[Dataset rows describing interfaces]

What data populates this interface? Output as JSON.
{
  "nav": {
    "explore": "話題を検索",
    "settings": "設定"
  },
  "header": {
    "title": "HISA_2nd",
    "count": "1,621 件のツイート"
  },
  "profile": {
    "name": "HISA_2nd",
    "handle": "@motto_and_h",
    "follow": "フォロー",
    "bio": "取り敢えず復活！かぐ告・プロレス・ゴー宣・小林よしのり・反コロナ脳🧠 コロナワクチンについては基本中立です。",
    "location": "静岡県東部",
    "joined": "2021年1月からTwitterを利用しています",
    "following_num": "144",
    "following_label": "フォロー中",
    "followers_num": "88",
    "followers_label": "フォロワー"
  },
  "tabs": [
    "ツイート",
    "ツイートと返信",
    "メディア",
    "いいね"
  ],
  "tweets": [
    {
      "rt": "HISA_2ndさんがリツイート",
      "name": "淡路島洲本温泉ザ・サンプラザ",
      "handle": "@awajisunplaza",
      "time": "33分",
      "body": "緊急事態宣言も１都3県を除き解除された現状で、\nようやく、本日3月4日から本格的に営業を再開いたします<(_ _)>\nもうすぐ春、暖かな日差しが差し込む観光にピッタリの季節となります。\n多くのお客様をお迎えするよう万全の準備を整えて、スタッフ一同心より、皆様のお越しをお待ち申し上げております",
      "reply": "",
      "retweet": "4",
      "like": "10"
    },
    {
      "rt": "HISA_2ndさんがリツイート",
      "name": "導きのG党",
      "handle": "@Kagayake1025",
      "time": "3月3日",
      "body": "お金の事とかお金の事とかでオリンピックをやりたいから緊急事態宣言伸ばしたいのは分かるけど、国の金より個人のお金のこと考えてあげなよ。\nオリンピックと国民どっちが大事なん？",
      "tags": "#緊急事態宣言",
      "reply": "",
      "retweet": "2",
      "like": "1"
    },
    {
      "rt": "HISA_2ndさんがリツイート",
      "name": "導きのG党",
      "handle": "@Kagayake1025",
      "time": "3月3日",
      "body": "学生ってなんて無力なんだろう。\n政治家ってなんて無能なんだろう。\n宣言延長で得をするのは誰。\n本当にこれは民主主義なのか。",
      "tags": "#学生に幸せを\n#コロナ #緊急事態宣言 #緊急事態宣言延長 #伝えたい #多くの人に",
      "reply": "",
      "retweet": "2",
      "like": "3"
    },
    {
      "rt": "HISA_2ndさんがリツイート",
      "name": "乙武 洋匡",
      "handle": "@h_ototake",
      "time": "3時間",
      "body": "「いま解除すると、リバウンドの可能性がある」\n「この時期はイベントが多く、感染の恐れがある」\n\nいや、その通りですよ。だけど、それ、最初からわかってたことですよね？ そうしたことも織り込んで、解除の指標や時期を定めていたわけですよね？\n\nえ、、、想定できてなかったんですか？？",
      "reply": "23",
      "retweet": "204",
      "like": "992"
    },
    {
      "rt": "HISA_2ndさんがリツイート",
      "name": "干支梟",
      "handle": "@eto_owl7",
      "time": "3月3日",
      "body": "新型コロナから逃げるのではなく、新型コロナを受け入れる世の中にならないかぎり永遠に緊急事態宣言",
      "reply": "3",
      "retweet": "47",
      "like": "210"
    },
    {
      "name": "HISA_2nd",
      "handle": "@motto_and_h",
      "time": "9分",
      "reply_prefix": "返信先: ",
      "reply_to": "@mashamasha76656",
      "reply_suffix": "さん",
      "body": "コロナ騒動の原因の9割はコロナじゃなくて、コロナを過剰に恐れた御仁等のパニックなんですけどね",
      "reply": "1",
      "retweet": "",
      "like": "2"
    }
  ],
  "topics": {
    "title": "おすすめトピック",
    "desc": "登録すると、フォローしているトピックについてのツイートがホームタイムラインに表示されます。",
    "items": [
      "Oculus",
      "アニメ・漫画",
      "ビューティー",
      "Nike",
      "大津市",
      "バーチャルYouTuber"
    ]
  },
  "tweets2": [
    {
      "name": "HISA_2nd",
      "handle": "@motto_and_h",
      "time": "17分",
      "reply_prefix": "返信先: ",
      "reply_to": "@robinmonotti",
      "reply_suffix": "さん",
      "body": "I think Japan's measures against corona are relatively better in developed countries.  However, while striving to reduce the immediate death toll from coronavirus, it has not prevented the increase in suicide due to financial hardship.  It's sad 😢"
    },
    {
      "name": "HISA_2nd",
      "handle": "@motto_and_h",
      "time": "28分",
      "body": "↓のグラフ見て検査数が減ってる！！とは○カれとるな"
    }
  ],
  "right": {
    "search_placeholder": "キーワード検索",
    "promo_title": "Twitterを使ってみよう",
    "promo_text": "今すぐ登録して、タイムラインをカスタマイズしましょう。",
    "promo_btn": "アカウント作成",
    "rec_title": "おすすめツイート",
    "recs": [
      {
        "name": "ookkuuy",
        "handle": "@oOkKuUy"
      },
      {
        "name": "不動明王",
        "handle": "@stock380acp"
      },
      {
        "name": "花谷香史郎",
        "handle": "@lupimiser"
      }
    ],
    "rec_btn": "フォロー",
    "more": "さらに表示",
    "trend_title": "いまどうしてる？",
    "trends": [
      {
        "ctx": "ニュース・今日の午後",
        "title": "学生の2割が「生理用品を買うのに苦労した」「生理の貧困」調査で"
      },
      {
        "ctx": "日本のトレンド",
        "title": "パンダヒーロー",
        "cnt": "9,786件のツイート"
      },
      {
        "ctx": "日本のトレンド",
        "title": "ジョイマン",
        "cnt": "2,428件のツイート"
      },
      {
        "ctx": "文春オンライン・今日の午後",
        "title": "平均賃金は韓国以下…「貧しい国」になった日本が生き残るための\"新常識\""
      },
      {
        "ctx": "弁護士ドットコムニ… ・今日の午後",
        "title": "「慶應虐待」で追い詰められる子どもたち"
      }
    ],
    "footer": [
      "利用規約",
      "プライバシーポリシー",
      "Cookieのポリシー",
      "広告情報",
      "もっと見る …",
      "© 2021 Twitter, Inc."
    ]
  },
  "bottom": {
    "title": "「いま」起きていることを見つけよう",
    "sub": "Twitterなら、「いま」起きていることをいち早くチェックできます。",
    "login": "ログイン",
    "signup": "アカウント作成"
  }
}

◆ **Requirement**: Retype every entry without changing anything.

◆ **Output of the task**:
What data populates this interface? Output as JSON.
{
  "nav": {
    "explore": "話題を検索",
    "settings": "設定"
  },
  "header": {
    "title": "HISA_2nd",
    "count": "1,621 件のツイート"
  },
  "profile": {
    "name": "HISA_2nd",
    "handle": "@motto_and_h",
    "follow": "フォロー",
    "bio": "取り敢えず復活！かぐ告・プロレス・ゴー宣・小林よしのり・反コロナ脳🧠 コロナワクチンについては基本中立です。",
    "location": "静岡県東部",
    "joined": "2021年1月からTwitterを利用しています",
    "following_num": "144",
    "following_label": "フォロー中",
    "followers_num": "88",
    "followers_label": "フォロワー"
  },
  "tabs": [
    "ツイート",
    "ツイートと返信",
    "メディア",
    "いいね"
  ],
  "tweets": [
    {
      "rt": "HISA_2ndさんがリツイート",
      "name": "淡路島洲本温泉ザ・サンプラザ",
      "handle": "@awajisunplaza",
      "time": "33分",
      "body": "緊急事態宣言も１都3県を除き解除された現状で、\nようやく、本日3月4日から本格的に営業を再開いたします<(_ _)>\nもうすぐ春、暖かな日差しが差し込む観光にピッタリの季節となります。\n多くのお客様をお迎えするよう万全の準備を整えて、スタッフ一同心より、皆様のお越しをお待ち申し上げております",
      "reply": "",
      "retweet": "4",
      "like": "10"
    },
    {
      "rt": "HISA_2ndさんがリツイート",
      "name": "導きのG党",
      "handle": "@Kagayake1025",
      "time": "3月3日",
      "body": "お金の事とかお金の事とかでオリンピックをやりたいから緊急事態宣言伸ばしたいのは分かるけど、国の金より個人のお金のこと考えてあげなよ。\nオリンピックと国民どっちが大事なん？",
      "tags": "#緊急事態宣言",
      "reply": "",
      "retweet": "2",
      "like": "1"
    },
    {
      "rt": "HISA_2ndさんがリツイート",
      "name": "導きのG党",
      "handle": "@Kagayake1025",
      "time": "3月3日",
      "body": "学生ってなんて無力なんだろう。\n政治家ってなんて無能なんだろう。\n宣言延長で得をするのは誰。\n本当にこれは民主主義なのか。",
      "tags": "#学生に幸せを\n#コロナ #緊急事態宣言 #緊急事態宣言延長 #伝えたい #多くの人に",
      "reply": "",
      "retweet": "2",
      "like": "3"
    },
    {
      "rt": "HISA_2ndさんがリツイート",
      "name": "乙武 洋匡",
      "handle": "@h_ototake",
      "time": "3時間",
      "body": "「いま解除すると、リバウンドの可能性がある」\n「この時期はイベントが多く、感染の恐れがある」\n\nいや、その通りですよ。だけど、それ、最初からわかってたことですよね？ そうしたことも織り込んで、解除の指標や時期を定めていたわけですよね？\n\nえ、、、想定できてなかったんですか？？",
      "reply": "23",
      "retweet": "204",
      "like": "992"
    },
    {
      "rt": "HISA_2ndさんがリツイート",
      "name": "干支梟",
      "handle": "@eto_owl7",
      "time": "3月3日",
      "body": "新型コロナから逃げるのではなく、新型コロナを受け入れる世の中にならないかぎり永遠に緊急事態宣言",
      "reply": "3",
      "retweet": "47",
      "like": "210"
    },
    {
      "name": "HISA_2nd",
      "handle": "@motto_and_h",
      "time": "9分",
      "reply_prefix": "返信先: ",
      "reply_to": "@mashamasha76656",
      "reply_suffix": "さん",
      "body": "コロナ騒動の原因の9割はコロナじゃなくて、コロナを過剰に恐れた御仁等のパニックなんですけどね",
      "reply": "1",
      "retweet": "",
      "like": "2"
    }
  ],
  "topics": {
    "title": "おすすめトピック",
    "desc": "登録すると、フォローしているトピックについてのツイートがホームタイムラインに表示されます。",
    "items": [
      "Oculus",
      "アニメ・漫画",
      "ビューティー",
      "Nike",
      "大津市",
      "バーチャルYouTuber"
    ]
  },
  "tweets2": [
    {
      "name": "HISA_2nd",
      "handle": "@motto_and_h",
      "time": "17分",
      "reply_prefix": "返信先: ",
      "reply_to": "@robinmonotti",
      "reply_suffix": "さん",
      "body": "I think Japan's measures against corona are relatively better in developed countries.  However, while striving to reduce the immediate death toll from coronavirus, it has not prevented the increase in suicide due to financial hardship.  It's sad 😢"
    },
    {
      "name": "HISA_2nd",
      "handle": "@motto_and_h",
      "time": "28分",
      "body": "↓のグラフ見て検査数が減ってる！！とは○カれとるな"
    }
  ],
  "right": {
    "search_placeholder": "キーワード検索",
    "promo_title": "Twitterを使ってみよう",
    "promo_text": "今すぐ登録して、タイムラインをカスタマイズしましょう。",
    "promo_btn": "アカウント作成",
    "rec_title": "おすすめツイート",
    "recs": [
      {
        "name": "ookkuuy",
        "handle": "@oOkKuUy"
      },
      {
        "name": "不動明王",
        "handle": "@stock380acp"
      },
      {
        "name": "花谷香史郎",
        "handle": "@lupimiser"
      }
    ],
    "rec_btn": "フォロー",
    "more": "さらに表示",
    "trend_title": "いまどうしてる？",
    "trends": [
      {
        "ctx": "ニュース・今日の午後",
        "title": "学生の2割が「生理用品を買うのに苦労した」「生理の貧困」調査で"
      },
      {
        "ctx": "日本のトレンド",
        "title": "パンダヒーロー",
        "cnt": "9,786件のツイート"
      },
      {
        "ctx": "日本のトレンド",
        "title": "ジョイマン",
        "cnt": "2,428件のツイート"
      },
      {
        "ctx": "文春オンライン・今日の午後",
        "title": "平均賃金は韓国以下…「貧しい国」になった日本が生き残るための\"新常識\""
      },
      {
        "ctx": "弁護士ドットコムニ… ・今日の午後",
        "title": "「慶應虐待」で追い詰められる子どもたち"
      }
    ],
    "footer": [
      "利用規約",
      "プライバシーポリシー",
      "Cookieのポリシー",
      "広告情報",
      "もっと見る …",
      "© 2021 Twitter, Inc."
    ]
  },
  "bottom": {
    "title": "「いま」起きていることを見つけよう",
    "sub": "Twitterなら、「いま」起きていることをいち早くチェックできます。",
    "login": "ログイン",
    "signup": "アカウント作成"
  }
}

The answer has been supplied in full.